TASK INSTRUCTIONS> Count how many lines of the data include "your". The answer is that number and nothing else.

DATA RECORDS>
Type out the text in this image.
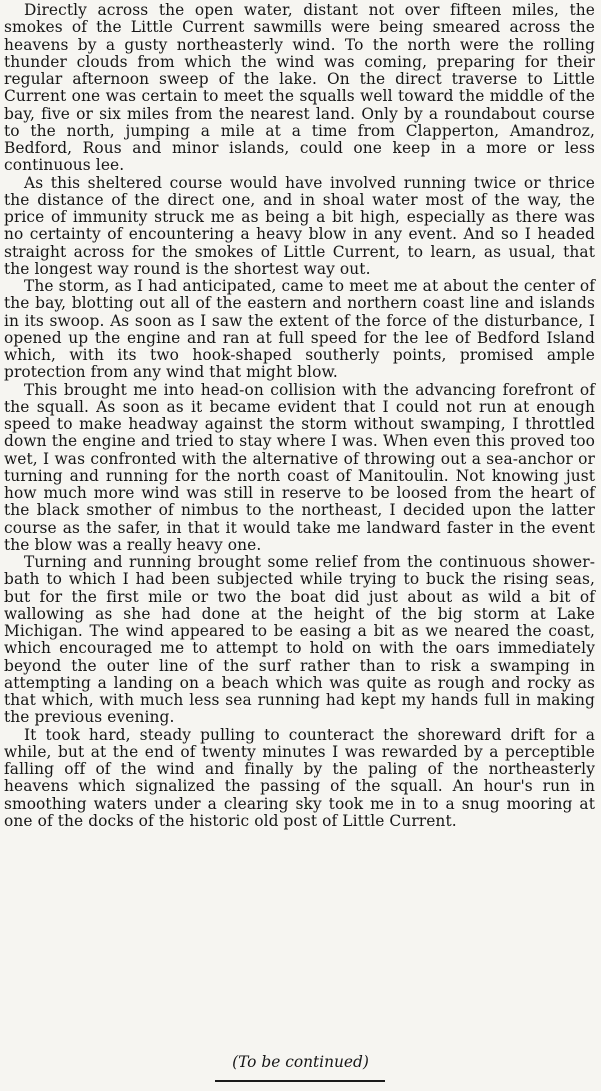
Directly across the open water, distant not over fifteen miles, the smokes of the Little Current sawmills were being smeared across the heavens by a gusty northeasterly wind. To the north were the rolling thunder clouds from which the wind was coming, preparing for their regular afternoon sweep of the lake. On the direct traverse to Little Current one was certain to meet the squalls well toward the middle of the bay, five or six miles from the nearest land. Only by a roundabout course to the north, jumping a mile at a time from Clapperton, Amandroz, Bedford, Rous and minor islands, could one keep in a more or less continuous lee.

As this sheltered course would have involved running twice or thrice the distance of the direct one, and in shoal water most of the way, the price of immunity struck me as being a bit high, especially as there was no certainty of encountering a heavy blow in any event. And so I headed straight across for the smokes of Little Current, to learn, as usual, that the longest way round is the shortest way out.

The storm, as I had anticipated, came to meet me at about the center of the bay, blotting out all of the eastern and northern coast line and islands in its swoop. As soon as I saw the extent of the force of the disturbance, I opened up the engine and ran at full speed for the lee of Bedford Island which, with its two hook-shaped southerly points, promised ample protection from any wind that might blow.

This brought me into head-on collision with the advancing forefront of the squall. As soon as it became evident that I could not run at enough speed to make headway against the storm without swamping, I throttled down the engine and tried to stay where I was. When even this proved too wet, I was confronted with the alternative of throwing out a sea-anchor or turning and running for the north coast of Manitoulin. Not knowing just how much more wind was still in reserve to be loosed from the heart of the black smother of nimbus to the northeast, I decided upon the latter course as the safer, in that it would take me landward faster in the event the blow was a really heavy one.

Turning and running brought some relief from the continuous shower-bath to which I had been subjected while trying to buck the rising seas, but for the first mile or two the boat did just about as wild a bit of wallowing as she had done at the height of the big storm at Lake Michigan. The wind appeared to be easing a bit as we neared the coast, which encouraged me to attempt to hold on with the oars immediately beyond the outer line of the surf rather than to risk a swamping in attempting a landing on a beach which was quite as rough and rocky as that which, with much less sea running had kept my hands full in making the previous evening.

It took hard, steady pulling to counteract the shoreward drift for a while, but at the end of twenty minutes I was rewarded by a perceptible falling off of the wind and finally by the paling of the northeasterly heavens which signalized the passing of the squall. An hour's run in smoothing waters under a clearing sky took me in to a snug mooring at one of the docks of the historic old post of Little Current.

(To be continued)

==

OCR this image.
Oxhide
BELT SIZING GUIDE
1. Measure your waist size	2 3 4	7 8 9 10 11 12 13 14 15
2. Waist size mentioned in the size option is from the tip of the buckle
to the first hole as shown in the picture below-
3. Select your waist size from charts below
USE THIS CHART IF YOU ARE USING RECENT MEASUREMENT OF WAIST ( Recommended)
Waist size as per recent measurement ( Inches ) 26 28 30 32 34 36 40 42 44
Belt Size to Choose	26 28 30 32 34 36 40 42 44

FINAL RESULT> 2